--- Begin ---
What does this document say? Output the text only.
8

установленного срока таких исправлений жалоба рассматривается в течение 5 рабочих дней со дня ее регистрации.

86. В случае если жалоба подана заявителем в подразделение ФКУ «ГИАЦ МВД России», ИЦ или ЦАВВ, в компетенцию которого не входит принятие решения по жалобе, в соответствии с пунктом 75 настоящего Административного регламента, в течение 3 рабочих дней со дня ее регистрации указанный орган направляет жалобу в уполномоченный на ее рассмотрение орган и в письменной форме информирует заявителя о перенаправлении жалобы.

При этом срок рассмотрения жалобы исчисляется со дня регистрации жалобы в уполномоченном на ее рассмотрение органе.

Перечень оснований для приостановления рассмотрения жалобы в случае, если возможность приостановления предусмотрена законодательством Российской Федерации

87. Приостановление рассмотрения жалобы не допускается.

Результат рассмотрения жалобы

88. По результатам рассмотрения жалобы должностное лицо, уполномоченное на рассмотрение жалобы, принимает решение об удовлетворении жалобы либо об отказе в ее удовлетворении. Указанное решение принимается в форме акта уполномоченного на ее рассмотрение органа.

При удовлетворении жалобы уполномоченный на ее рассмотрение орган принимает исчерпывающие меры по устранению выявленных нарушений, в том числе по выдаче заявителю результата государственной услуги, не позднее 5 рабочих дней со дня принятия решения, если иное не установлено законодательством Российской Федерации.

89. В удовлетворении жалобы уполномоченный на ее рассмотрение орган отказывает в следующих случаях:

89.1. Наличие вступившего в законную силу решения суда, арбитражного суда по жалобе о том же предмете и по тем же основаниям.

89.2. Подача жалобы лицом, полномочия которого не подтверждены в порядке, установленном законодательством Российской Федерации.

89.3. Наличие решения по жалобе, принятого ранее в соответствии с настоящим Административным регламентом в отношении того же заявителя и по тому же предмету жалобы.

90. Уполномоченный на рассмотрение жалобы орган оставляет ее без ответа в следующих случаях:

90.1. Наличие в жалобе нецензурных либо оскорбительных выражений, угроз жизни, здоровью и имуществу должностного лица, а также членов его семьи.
--- End ---
--- Begin ---
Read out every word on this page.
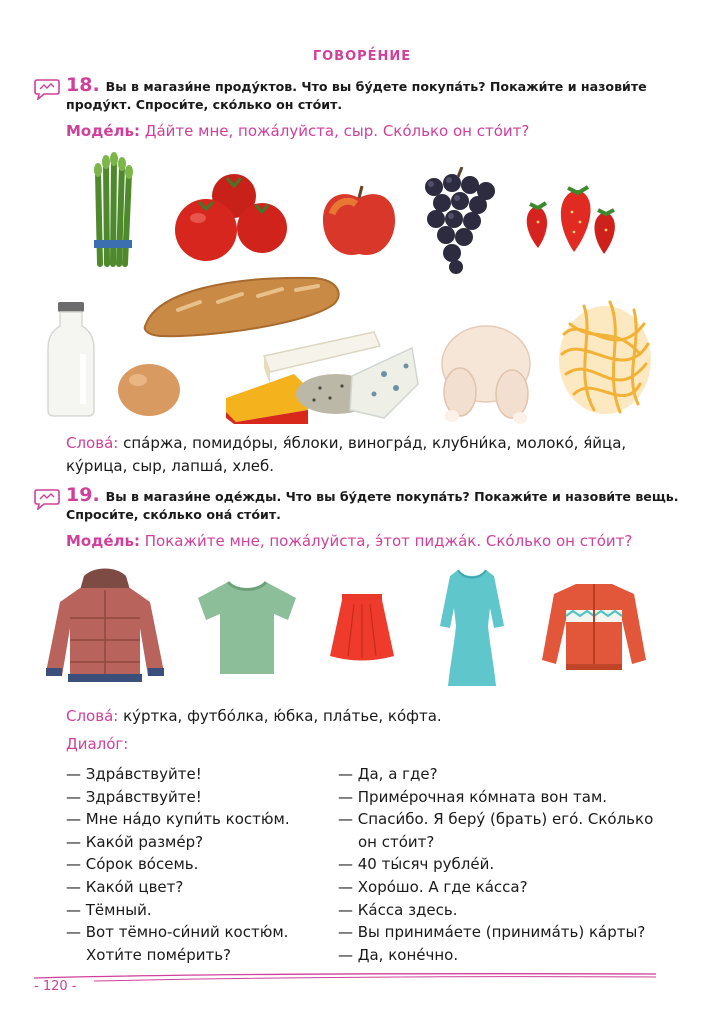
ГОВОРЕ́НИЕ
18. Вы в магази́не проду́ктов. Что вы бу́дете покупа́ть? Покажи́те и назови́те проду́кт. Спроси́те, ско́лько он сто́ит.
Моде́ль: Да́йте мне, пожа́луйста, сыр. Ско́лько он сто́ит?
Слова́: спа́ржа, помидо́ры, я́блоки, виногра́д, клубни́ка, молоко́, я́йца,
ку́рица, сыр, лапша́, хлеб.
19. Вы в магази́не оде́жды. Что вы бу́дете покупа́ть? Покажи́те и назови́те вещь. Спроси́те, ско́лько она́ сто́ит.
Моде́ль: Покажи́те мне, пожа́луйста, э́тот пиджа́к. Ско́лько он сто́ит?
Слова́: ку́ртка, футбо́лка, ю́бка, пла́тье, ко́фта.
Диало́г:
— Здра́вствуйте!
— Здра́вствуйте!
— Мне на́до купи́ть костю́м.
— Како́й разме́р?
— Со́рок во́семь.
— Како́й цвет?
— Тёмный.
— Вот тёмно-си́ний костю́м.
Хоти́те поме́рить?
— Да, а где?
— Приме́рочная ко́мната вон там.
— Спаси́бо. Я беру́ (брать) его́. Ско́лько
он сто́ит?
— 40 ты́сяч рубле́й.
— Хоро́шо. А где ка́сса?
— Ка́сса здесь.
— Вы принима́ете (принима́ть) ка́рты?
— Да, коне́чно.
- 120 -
--- End ---
Search the data for "Спроси" and list every line in which it occurs.

18. Вы в магази́не проду́ктов. Что вы бу́дете покупа́ть? Покажи́те и назови́те проду́кт. Спроси́те, ско́лько он сто́ит.
19. Вы в магази́не оде́жды. Что вы бу́дете покупа́ть? Покажи́те и назови́те вещь. Спроси́те, ско́лько она́ сто́ит.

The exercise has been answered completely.